Start of Supplied data

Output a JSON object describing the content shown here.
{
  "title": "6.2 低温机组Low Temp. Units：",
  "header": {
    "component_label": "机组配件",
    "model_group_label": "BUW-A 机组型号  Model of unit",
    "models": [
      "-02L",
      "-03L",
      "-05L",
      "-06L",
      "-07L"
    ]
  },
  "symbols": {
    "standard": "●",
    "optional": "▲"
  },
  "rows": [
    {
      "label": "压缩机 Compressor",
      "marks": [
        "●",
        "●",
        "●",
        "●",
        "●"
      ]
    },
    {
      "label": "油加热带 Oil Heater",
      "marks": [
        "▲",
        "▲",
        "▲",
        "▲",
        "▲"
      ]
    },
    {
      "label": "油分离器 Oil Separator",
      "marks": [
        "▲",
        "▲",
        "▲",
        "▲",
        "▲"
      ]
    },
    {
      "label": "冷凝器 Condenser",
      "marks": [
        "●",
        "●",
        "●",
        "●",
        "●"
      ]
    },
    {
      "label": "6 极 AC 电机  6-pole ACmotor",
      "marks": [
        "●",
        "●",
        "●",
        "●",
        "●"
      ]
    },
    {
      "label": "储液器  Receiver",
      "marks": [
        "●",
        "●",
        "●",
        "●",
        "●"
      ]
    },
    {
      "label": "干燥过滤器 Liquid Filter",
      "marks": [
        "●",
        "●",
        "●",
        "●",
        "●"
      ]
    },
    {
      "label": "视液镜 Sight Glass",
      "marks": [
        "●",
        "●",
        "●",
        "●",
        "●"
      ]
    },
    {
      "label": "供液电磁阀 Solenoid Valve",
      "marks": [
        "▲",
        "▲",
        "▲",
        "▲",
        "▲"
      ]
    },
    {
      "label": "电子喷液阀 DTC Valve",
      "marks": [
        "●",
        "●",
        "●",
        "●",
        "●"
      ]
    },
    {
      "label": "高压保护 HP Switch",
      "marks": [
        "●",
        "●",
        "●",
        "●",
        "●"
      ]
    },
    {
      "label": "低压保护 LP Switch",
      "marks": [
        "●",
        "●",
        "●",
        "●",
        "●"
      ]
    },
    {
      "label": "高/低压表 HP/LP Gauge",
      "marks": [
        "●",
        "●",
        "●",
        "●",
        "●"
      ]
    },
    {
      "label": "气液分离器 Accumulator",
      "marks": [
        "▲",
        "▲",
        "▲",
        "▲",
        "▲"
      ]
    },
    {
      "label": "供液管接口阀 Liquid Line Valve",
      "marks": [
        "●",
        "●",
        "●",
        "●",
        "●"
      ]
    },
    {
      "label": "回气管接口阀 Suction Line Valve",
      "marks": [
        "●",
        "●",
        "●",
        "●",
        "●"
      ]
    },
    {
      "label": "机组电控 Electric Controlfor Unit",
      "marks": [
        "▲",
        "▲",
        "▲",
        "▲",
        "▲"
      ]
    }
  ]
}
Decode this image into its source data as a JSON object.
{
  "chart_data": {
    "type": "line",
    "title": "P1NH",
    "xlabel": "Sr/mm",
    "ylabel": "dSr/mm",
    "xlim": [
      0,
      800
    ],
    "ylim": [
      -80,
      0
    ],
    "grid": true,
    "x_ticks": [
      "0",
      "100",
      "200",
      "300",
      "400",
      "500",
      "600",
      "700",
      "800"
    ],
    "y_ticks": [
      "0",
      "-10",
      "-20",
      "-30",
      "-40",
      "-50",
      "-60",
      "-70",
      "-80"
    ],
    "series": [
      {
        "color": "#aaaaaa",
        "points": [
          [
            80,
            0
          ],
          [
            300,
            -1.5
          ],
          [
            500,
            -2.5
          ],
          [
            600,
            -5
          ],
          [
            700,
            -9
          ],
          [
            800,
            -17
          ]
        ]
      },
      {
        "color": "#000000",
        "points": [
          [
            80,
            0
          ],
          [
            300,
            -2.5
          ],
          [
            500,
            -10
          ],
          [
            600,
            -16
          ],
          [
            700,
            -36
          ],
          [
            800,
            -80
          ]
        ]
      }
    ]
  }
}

End of Supplied data

**Direction:** Repeat the records above exactly.

**Written solution:**
Output a JSON object describing the content shown here.
{
  "title": "6.2 低温机组Low Temp. Units：",
  "header": {
    "component_label": "机组配件",
    "model_group_label": "BUW-A 机组型号  Model of unit",
    "models": [
      "-02L",
      "-03L",
      "-05L",
      "-06L",
      "-07L"
    ]
  },
  "symbols": {
    "standard": "●",
    "optional": "▲"
  },
  "rows": [
    {
      "label": "压缩机 Compressor",
      "marks": [
        "●",
        "●",
        "●",
        "●",
        "●"
      ]
    },
    {
      "label": "油加热带 Oil Heater",
      "marks": [
        "▲",
        "▲",
        "▲",
        "▲",
        "▲"
      ]
    },
    {
      "label": "油分离器 Oil Separator",
      "marks": [
        "▲",
        "▲",
        "▲",
        "▲",
        "▲"
      ]
    },
    {
      "label": "冷凝器 Condenser",
      "marks": [
        "●",
        "●",
        "●",
        "●",
        "●"
      ]
    },
    {
      "label": "6 极 AC 电机  6-pole ACmotor",
      "marks": [
        "●",
        "●",
        "●",
        "●",
        "●"
      ]
    },
    {
      "label": "储液器  Receiver",
      "marks": [
        "●",
        "●",
        "●",
        "●",
        "●"
      ]
    },
    {
      "label": "干燥过滤器 Liquid Filter",
      "marks": [
        "●",
        "●",
        "●",
        "●",
        "●"
      ]
    },
    {
      "label": "视液镜 Sight Glass",
      "marks": [
        "●",
        "●",
        "●",
        "●",
        "●"
      ]
    },
    {
      "label": "供液电磁阀 Solenoid Valve",
      "marks": [
        "▲",
        "▲",
        "▲",
        "▲",
        "▲"
      ]
    },
    {
      "label": "电子喷液阀 DTC Valve",
      "marks": [
        "●",
        "●",
        "●",
        "●",
        "●"
      ]
    },
    {
      "label": "高压保护 HP Switch",
      "marks": [
        "●",
        "●",
        "●",
        "●",
        "●"
      ]
    },
    {
      "label": "低压保护 LP Switch",
      "marks": [
        "●",
        "●",
        "●",
        "●",
        "●"
      ]
    },
    {
      "label": "高/低压表 HP/LP Gauge",
      "marks": [
        "●",
        "●",
        "●",
        "●",
        "●"
      ]
    },
    {
      "label": "气液分离器 Accumulator",
      "marks": [
        "▲",
        "▲",
        "▲",
        "▲",
        "▲"
      ]
    },
    {
      "label": "供液管接口阀 Liquid Line Valve",
      "marks": [
        "●",
        "●",
        "●",
        "●",
        "●"
      ]
    },
    {
      "label": "回气管接口阀 Suction Line Valve",
      "marks": [
        "●",
        "●",
        "●",
        "●",
        "●"
      ]
    },
    {
      "label": "机组电控 Electric Controlfor Unit",
      "marks": [
        "▲",
        "▲",
        "▲",
        "▲",
        "▲"
      ]
    }
  ]
}
Decode this image into its source data as a JSON object.
{
  "chart_data": {
    "type": "line",
    "title": "P1NH",
    "xlabel": "Sr/mm",
    "ylabel": "dSr/mm",
    "xlim": [
      0,
      800
    ],
    "ylim": [
      -80,
      0
    ],
    "grid": true,
    "x_ticks": [
      "0",
      "100",
      "200",
      "300",
      "400",
      "500",
      "600",
      "700",
      "800"
    ],
    "y_ticks": [
      "0",
      "-10",
      "-20",
      "-30",
      "-40",
      "-50",
      "-60",
      "-70",
      "-80"
    ],
    "series": [
      {
        "color": "#aaaaaa",
        "points": [
          [
            80,
            0
          ],
          [
            300,
            -1.5
          ],
          [
            500,
            -2.5
          ],
          [
            600,
            -5
          ],
          [
            700,
            -9
          ],
          [
            800,
            -17
          ]
        ]
      },
      {
        "color": "#000000",
        "points": [
          [
            80,
            0
          ],
          [
            300,
            -2.5
          ],
          [
            500,
            -10
          ],
          [
            600,
            -16
          ],
          [
            700,
            -36
          ],
          [
            800,
            -80
          ]
        ]
      }
    ]
  }
}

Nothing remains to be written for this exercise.